*Work instructions:* Repeat the lines from the start of the records through the line with "page-number: 8 xyxy=(903,627,915,652)", both ends included.

*Record set:*
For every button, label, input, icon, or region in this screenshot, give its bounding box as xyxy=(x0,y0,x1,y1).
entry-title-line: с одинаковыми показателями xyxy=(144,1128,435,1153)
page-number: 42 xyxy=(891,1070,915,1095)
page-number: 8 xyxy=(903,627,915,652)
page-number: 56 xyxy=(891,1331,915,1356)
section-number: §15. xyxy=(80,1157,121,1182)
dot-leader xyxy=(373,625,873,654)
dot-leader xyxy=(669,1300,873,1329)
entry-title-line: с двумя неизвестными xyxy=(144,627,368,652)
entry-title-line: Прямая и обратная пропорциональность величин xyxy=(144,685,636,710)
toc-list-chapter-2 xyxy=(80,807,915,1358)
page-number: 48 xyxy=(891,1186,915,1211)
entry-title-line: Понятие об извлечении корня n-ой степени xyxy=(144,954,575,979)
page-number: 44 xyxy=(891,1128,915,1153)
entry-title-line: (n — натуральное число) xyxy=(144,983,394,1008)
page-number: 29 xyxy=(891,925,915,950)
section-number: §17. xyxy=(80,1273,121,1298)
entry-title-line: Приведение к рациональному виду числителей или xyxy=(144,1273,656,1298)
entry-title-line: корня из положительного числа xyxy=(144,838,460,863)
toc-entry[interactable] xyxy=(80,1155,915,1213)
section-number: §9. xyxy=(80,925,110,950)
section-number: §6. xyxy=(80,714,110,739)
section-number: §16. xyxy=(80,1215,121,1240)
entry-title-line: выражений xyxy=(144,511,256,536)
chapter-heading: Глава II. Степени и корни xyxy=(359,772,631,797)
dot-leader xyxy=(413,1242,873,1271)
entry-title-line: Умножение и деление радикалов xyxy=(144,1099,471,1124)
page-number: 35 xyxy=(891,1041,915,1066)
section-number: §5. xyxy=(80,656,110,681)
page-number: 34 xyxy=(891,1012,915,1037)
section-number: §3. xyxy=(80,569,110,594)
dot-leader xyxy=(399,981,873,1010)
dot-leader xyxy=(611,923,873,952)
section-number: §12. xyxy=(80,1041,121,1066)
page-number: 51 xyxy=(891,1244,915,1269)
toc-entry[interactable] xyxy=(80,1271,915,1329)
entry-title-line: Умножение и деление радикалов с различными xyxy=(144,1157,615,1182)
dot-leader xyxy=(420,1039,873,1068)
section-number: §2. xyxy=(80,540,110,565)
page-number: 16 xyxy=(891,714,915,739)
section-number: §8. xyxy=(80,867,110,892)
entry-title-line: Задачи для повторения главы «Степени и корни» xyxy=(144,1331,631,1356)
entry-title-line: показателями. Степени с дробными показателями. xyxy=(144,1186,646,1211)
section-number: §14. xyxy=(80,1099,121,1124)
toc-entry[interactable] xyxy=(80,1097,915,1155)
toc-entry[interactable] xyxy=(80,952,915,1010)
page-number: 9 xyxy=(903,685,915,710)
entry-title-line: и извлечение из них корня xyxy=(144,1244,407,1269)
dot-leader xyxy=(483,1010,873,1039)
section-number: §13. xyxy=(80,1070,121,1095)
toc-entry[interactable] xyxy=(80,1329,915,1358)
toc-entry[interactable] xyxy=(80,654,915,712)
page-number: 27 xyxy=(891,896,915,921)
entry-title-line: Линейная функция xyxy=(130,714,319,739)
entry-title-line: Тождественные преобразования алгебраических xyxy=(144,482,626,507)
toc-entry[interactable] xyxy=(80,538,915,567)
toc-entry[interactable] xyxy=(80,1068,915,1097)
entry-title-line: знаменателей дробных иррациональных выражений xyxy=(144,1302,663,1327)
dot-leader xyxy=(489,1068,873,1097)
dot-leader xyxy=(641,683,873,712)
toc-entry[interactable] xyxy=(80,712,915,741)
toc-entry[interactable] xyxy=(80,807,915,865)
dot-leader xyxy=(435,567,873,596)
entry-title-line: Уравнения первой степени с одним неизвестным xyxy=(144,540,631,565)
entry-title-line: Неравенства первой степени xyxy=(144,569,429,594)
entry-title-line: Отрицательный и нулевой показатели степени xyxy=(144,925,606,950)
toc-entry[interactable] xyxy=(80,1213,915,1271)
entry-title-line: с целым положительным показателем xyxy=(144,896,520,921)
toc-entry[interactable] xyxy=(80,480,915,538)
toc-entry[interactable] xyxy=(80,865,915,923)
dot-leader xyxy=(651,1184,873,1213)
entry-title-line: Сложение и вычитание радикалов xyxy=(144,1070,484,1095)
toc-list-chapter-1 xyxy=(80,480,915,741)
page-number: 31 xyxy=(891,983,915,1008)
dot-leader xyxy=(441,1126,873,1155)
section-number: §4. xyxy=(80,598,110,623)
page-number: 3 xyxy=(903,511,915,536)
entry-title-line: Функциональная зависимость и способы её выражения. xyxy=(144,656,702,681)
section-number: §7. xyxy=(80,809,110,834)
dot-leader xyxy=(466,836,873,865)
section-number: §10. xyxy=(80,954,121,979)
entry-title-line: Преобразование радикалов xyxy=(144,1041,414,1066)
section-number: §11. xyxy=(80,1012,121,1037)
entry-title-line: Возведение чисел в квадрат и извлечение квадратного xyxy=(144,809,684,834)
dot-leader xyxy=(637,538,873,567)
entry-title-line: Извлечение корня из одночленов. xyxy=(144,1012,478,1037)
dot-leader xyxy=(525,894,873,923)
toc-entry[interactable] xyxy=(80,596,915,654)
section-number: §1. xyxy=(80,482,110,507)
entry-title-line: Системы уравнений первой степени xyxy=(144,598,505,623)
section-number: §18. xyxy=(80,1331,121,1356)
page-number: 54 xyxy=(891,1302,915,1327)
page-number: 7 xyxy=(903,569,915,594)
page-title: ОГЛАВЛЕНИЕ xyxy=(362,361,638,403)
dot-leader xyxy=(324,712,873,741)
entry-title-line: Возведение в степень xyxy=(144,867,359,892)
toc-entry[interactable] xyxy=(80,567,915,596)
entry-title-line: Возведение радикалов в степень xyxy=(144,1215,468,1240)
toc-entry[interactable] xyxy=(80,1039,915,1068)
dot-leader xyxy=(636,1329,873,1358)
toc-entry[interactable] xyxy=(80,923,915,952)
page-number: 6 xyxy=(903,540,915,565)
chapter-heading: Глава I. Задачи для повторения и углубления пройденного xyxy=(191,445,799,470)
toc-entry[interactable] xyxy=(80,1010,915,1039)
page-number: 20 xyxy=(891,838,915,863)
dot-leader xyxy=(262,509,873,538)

*Expected answer:*
For every button, label, input, icon, or region in this screenshot, give its bounding box as xyxy=(x0,y0,x1,y1).
entry-title-line: с одинаковыми показателями xyxy=(144,1128,435,1153)
page-number: 42 xyxy=(891,1070,915,1095)
page-number: 8 xyxy=(903,627,915,652)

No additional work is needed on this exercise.